## Provided records
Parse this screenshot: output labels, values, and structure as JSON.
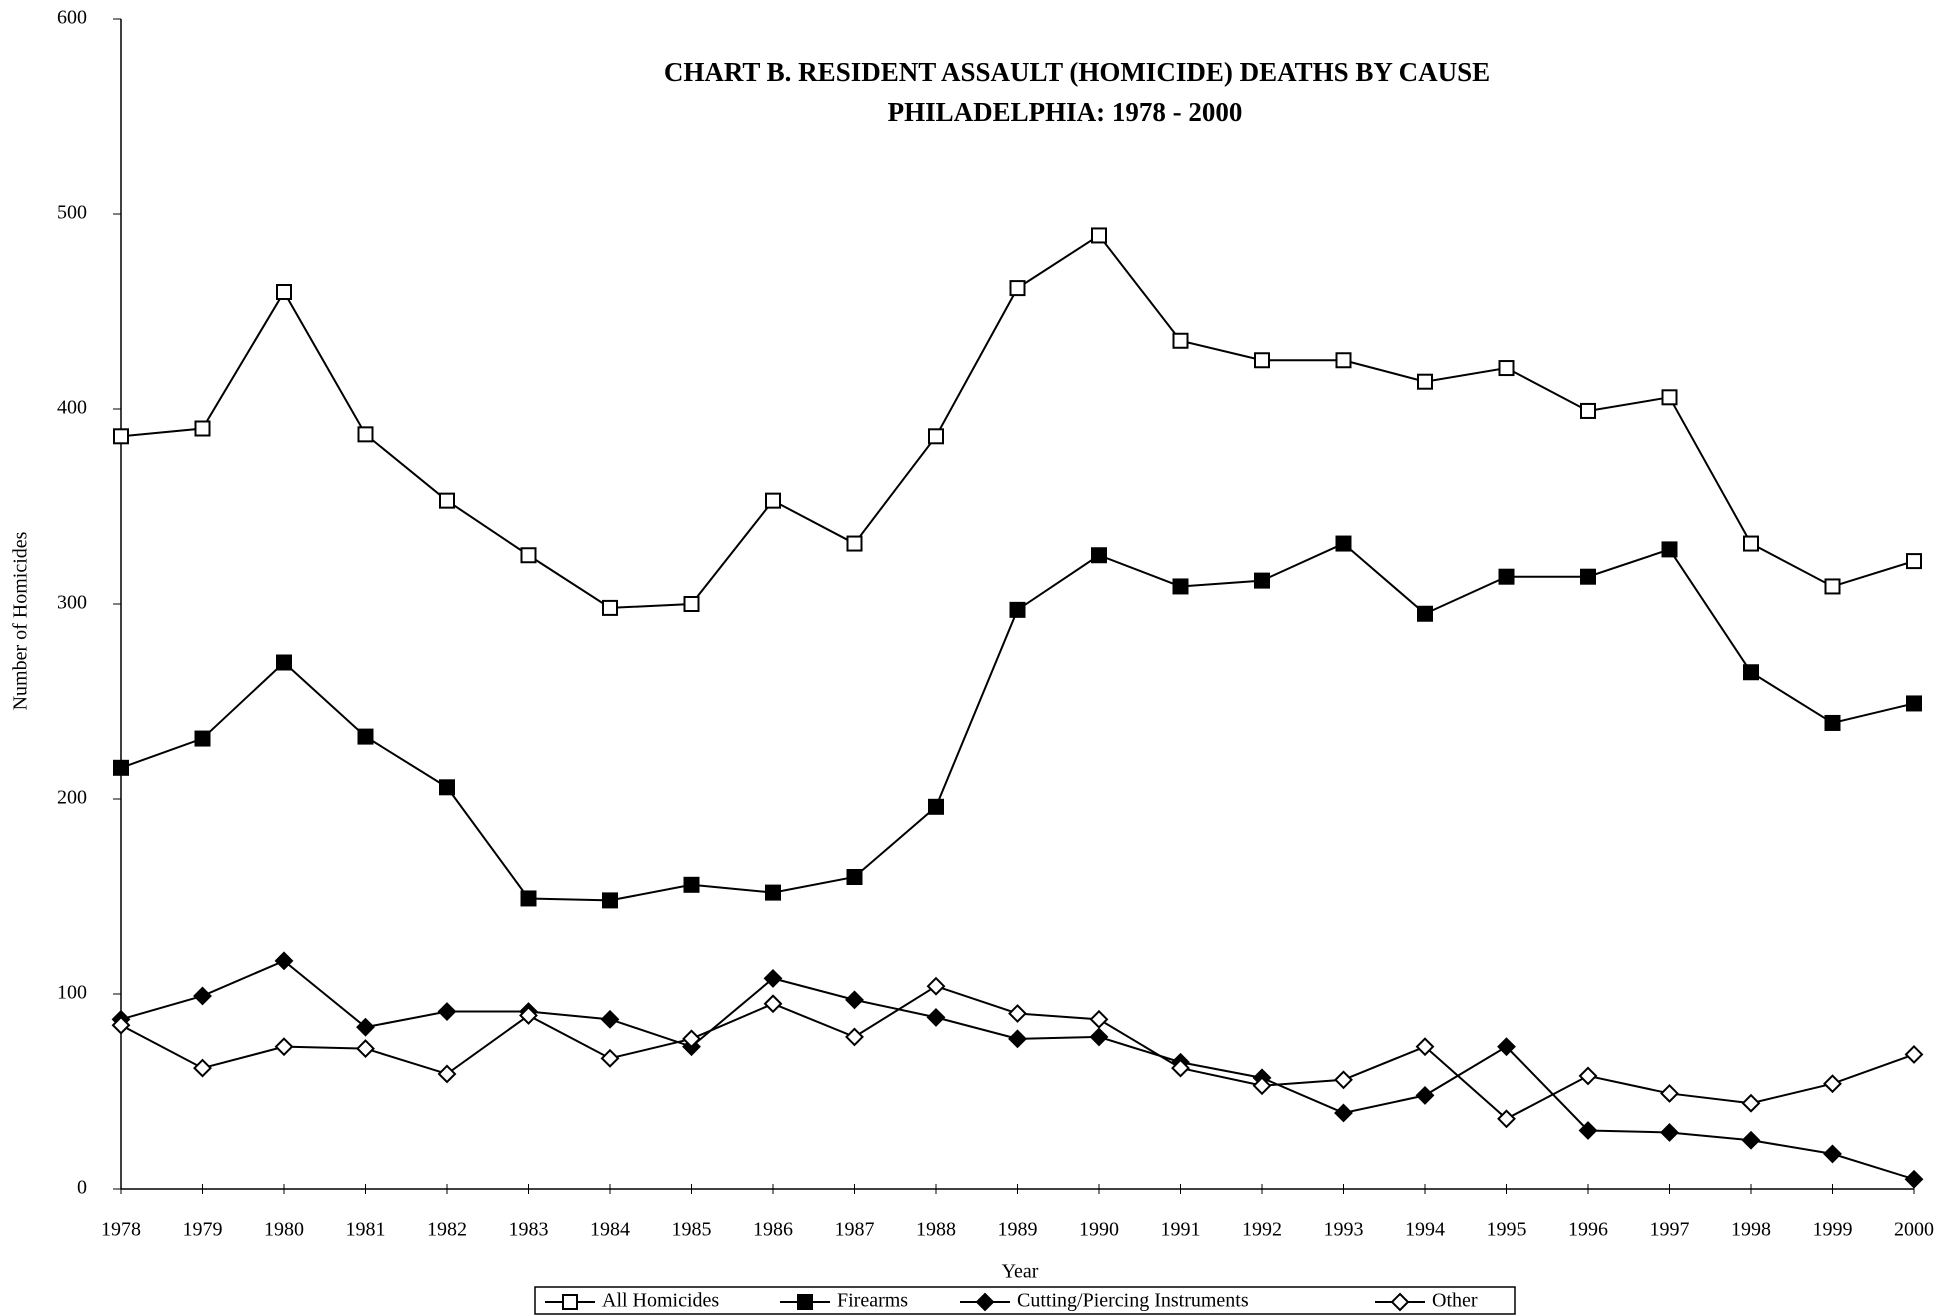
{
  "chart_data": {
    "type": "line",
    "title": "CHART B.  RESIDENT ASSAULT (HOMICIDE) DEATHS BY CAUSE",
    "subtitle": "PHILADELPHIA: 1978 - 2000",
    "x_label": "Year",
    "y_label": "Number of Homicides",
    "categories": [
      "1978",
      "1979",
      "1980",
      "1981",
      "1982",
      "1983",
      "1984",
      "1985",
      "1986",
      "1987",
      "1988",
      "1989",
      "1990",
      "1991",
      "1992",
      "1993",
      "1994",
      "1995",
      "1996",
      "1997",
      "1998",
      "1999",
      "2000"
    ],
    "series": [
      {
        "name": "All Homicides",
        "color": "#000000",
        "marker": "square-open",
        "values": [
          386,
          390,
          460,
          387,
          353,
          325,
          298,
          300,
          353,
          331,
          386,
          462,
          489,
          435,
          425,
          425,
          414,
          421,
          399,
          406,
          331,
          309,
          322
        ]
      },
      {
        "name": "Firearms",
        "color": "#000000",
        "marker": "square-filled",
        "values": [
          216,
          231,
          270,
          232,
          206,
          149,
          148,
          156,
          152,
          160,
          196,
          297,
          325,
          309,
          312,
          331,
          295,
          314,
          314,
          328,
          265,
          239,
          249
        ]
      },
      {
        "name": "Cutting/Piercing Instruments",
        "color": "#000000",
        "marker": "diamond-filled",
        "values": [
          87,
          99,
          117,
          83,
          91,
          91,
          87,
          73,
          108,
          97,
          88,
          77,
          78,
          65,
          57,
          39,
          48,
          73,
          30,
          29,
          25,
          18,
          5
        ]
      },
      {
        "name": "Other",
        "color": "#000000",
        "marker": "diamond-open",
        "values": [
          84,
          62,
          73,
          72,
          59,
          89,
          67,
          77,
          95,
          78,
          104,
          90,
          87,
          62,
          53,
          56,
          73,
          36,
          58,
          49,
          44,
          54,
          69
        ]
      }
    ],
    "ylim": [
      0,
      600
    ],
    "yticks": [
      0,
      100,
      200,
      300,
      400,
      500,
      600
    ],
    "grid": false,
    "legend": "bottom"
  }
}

## Task to complete
Determine how many lines contain the word "open" and reply with that number alone.

## Written answer
2